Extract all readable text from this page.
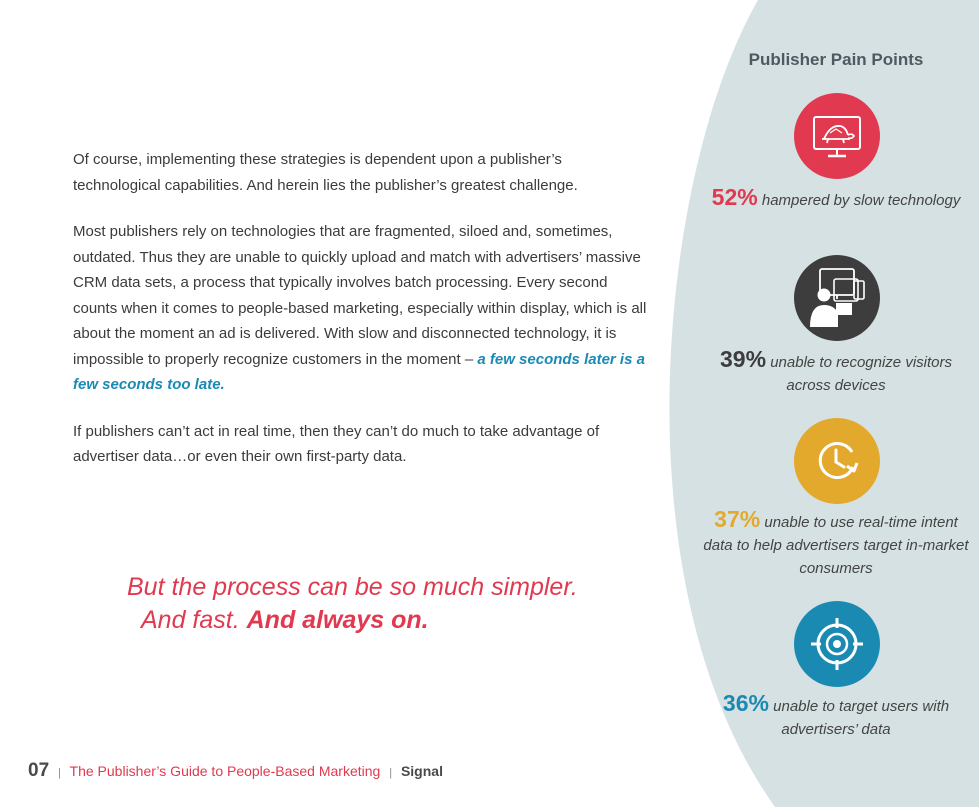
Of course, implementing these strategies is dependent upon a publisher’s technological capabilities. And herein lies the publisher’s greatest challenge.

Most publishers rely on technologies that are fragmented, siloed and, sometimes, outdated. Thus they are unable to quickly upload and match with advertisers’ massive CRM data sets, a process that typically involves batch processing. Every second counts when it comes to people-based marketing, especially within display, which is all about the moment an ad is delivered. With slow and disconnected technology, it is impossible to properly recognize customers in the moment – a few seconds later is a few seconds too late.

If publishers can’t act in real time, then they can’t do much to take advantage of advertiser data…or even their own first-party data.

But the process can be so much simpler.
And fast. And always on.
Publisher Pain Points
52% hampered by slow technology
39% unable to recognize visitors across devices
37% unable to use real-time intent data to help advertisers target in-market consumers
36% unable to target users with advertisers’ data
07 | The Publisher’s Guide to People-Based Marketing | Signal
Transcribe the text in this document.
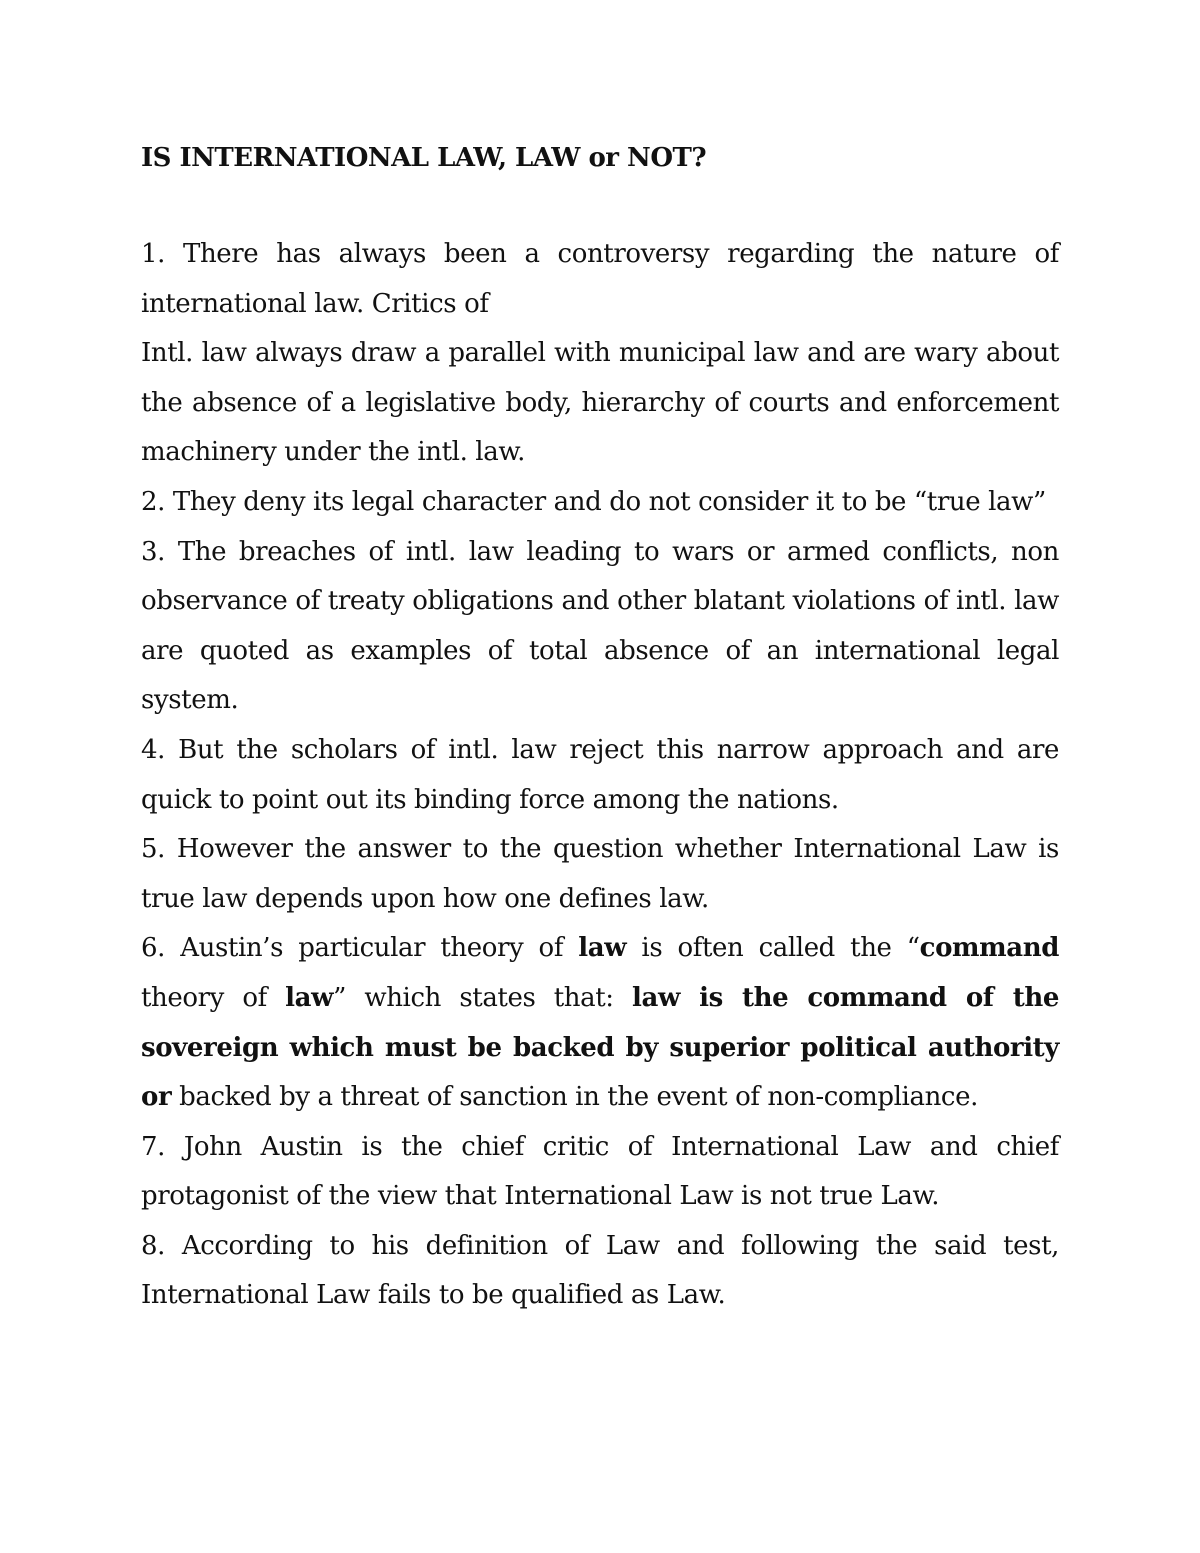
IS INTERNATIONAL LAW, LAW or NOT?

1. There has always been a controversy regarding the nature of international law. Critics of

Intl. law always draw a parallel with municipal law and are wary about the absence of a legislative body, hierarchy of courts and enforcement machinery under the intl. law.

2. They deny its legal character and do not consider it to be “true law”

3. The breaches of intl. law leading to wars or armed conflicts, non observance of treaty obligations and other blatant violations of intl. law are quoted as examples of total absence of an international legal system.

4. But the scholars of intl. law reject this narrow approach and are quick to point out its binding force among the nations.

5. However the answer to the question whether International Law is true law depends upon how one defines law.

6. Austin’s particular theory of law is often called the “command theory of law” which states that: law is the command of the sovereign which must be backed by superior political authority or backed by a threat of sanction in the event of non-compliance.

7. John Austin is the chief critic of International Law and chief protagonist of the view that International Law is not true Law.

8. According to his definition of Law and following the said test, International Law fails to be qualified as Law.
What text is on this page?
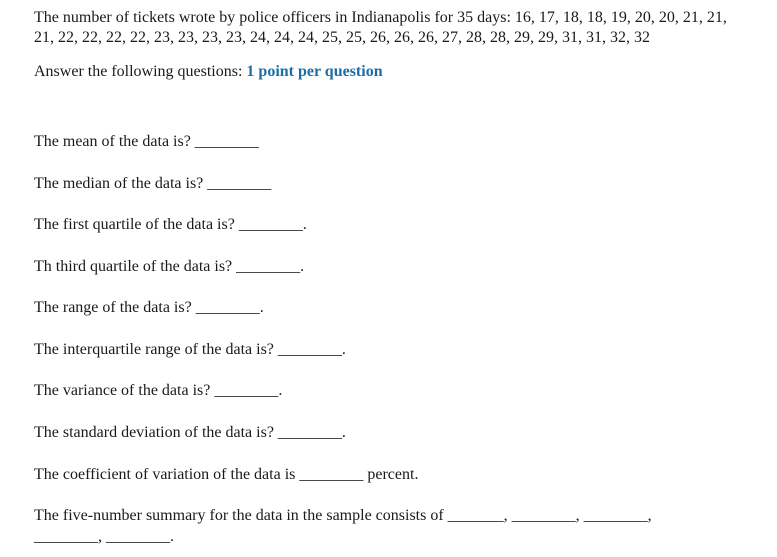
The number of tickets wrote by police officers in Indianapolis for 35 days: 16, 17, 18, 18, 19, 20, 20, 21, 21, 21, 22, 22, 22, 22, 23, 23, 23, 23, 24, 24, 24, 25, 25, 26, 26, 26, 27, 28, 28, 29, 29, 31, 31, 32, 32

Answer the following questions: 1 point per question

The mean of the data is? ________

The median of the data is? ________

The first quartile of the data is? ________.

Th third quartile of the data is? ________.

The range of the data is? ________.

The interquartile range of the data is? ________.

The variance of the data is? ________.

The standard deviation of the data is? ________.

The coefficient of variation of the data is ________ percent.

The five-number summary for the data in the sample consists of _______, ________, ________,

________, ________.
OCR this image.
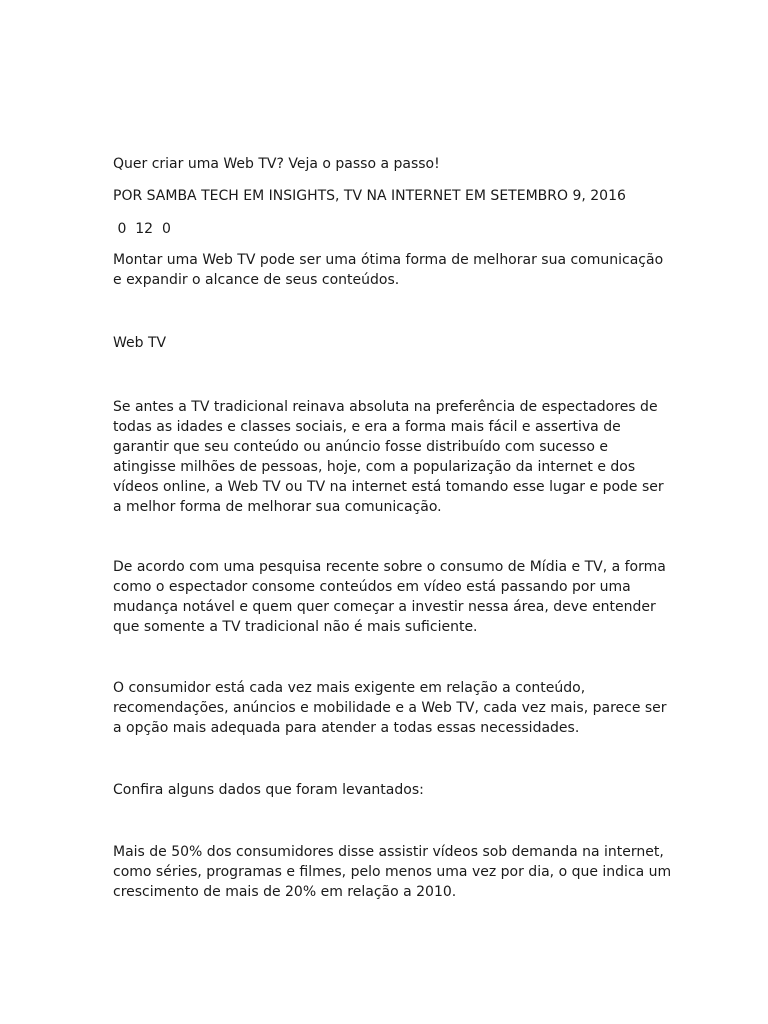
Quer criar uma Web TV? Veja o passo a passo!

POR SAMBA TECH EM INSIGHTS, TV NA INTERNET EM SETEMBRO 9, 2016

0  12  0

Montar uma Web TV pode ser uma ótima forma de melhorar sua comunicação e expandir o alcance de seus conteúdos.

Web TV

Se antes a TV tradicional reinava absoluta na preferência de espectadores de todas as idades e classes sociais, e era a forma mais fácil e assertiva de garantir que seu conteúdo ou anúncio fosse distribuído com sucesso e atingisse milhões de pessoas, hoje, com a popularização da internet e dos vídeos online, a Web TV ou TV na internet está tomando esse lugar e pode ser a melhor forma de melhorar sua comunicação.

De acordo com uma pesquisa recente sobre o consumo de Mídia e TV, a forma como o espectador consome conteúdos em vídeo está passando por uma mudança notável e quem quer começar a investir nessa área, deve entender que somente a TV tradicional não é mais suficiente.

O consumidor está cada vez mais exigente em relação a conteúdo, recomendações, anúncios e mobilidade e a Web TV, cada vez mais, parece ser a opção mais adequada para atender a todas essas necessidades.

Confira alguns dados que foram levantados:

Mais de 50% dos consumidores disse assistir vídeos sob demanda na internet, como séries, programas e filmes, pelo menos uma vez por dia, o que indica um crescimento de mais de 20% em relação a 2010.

■ ■ ■ ■ ■ ■ ■

- [TASK TO COMPLETE]: Out of the material above, gather each line where "range" appears.

- [OUTPUT BELOW]:
The range of the data is? ________.
The interquartile range of the data is? ________.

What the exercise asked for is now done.